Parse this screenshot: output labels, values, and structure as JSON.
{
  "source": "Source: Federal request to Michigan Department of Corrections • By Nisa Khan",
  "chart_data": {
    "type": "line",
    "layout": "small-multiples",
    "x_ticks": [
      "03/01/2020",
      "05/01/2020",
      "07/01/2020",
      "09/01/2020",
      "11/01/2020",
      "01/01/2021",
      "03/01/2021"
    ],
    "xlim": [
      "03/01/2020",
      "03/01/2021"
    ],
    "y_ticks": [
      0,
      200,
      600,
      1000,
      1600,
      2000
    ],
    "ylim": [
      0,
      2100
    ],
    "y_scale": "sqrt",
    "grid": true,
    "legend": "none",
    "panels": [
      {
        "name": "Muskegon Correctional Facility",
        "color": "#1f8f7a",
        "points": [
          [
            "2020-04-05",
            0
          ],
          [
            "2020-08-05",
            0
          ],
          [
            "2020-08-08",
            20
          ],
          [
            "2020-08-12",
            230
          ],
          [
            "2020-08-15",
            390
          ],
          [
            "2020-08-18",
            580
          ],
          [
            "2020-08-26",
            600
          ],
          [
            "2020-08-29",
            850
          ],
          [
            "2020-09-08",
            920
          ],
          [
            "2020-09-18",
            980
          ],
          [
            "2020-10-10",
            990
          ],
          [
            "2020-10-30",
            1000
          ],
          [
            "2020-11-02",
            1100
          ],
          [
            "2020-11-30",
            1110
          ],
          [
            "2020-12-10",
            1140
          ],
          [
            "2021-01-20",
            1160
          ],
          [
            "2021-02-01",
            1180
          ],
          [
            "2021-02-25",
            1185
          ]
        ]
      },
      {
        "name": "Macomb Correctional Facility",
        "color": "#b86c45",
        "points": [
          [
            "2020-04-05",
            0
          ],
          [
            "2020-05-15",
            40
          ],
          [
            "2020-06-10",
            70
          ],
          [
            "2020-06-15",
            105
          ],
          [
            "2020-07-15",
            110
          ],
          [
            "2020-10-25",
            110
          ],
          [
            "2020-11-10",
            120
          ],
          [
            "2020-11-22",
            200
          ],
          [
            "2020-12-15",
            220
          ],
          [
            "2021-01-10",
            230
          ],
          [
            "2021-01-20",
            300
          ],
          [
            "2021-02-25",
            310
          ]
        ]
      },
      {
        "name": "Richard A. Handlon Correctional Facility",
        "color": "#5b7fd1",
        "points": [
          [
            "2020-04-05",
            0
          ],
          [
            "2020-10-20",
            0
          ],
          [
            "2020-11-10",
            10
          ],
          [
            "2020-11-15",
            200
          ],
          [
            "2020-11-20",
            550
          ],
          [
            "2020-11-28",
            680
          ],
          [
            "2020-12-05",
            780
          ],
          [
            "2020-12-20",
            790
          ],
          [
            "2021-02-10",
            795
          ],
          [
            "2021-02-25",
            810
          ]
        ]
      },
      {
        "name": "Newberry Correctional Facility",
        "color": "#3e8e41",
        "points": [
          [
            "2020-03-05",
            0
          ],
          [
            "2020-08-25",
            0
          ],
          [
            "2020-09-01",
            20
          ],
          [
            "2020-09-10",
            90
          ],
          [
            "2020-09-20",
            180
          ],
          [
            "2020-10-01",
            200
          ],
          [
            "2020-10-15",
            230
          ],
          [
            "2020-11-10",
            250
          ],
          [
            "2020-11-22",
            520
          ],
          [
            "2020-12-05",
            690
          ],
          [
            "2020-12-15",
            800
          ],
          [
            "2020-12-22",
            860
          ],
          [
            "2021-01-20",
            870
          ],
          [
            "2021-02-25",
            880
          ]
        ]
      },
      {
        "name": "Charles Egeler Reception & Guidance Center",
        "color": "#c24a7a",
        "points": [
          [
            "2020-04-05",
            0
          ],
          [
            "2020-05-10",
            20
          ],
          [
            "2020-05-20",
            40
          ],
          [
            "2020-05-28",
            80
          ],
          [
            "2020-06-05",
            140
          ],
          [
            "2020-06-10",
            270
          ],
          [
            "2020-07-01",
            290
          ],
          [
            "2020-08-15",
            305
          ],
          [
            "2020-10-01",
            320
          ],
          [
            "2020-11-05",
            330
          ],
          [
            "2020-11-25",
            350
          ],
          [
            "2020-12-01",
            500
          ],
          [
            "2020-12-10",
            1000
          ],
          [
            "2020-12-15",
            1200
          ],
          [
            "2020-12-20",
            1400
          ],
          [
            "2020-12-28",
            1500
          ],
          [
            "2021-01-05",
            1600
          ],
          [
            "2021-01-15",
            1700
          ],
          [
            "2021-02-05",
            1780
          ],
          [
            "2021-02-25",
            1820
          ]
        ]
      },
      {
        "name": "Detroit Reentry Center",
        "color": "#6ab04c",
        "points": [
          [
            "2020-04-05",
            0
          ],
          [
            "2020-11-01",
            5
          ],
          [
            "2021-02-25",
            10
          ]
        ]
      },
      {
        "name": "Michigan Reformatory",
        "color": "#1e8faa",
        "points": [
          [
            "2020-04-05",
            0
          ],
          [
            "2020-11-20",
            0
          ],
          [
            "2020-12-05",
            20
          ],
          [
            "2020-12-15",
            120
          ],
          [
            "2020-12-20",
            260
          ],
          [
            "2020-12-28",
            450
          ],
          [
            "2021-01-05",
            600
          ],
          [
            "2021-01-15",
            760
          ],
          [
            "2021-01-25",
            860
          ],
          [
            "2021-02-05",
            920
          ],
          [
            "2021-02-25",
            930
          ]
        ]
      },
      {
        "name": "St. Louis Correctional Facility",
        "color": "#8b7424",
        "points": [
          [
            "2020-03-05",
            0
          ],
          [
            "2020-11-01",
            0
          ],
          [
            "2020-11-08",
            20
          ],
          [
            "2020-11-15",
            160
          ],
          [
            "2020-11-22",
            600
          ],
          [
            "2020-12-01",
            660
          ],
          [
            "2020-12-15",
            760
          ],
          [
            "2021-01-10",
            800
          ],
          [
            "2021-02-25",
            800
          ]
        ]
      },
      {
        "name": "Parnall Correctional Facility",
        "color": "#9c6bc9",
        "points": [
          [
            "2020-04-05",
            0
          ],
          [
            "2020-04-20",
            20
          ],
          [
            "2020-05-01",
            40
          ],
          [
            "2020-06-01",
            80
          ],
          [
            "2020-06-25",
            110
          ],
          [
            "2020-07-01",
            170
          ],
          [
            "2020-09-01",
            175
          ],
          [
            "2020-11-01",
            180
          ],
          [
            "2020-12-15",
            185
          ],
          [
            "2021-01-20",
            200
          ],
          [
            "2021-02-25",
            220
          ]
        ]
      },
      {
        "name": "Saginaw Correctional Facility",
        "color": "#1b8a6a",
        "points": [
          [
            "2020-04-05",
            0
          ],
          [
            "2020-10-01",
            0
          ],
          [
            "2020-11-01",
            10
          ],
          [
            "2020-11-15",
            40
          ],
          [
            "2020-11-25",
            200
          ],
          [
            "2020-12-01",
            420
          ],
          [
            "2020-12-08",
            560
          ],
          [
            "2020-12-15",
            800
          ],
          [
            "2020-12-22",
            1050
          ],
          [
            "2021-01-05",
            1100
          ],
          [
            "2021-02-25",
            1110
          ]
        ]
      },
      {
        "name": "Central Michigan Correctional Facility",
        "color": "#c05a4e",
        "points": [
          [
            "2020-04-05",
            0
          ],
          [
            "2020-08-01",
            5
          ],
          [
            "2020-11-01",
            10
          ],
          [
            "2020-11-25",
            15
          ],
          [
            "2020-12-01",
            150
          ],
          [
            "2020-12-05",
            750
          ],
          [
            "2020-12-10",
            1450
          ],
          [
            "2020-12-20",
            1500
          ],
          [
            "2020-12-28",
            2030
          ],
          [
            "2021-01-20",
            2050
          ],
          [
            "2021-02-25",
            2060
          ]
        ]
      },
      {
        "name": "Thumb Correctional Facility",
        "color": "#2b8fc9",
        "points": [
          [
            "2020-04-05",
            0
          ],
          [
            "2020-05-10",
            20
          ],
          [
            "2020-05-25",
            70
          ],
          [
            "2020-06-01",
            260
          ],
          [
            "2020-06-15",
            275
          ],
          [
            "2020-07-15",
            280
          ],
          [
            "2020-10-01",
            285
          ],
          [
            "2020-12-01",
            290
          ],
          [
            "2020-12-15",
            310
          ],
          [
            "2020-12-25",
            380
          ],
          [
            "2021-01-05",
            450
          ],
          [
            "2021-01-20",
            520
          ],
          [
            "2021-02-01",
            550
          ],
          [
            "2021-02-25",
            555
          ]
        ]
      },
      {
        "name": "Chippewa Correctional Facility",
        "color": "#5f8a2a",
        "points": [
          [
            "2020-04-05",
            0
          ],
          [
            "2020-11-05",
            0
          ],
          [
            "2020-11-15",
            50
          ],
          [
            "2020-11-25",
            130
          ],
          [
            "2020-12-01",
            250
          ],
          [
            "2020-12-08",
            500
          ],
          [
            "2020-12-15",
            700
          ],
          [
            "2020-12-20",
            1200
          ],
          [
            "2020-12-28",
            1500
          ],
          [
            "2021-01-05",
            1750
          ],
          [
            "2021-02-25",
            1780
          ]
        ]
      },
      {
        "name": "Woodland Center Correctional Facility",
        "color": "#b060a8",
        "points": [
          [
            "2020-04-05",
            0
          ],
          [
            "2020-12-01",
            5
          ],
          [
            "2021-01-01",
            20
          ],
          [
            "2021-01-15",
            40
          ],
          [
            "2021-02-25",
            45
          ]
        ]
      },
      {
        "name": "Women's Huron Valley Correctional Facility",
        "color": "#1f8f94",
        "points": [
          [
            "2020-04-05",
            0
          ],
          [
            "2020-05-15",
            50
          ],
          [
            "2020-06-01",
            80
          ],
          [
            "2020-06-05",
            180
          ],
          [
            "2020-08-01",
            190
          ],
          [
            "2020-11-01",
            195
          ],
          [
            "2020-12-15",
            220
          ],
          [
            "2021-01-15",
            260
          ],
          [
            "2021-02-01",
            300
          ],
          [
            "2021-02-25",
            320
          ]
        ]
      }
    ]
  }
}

+-------+

§ **DIRECTIONS**: Copy all lines of the material above where the string "Facility" occurs.

§ **RESPONSE TO THIS TASK**:
        "name": "Muskegon Correctional Facility",
        "name": "Macomb Correctional Facility",
        "name": "Richard A. Handlon Correctional Facility",
        "name": "Newberry Correctional Facility",
        "name": "St. Louis Correctional Facility",
        "name": "Parnall Correctional Facility",
        "name": "Saginaw Correctional Facility",
        "name": "Central Michigan Correctional Facility",
        "name": "Thumb Correctional Facility",
        "name": "Chippewa Correctional Facility",
        "name": "Woodland Center Correctional Facility",
        "name": "Women's Huron Valley Correctional Facility",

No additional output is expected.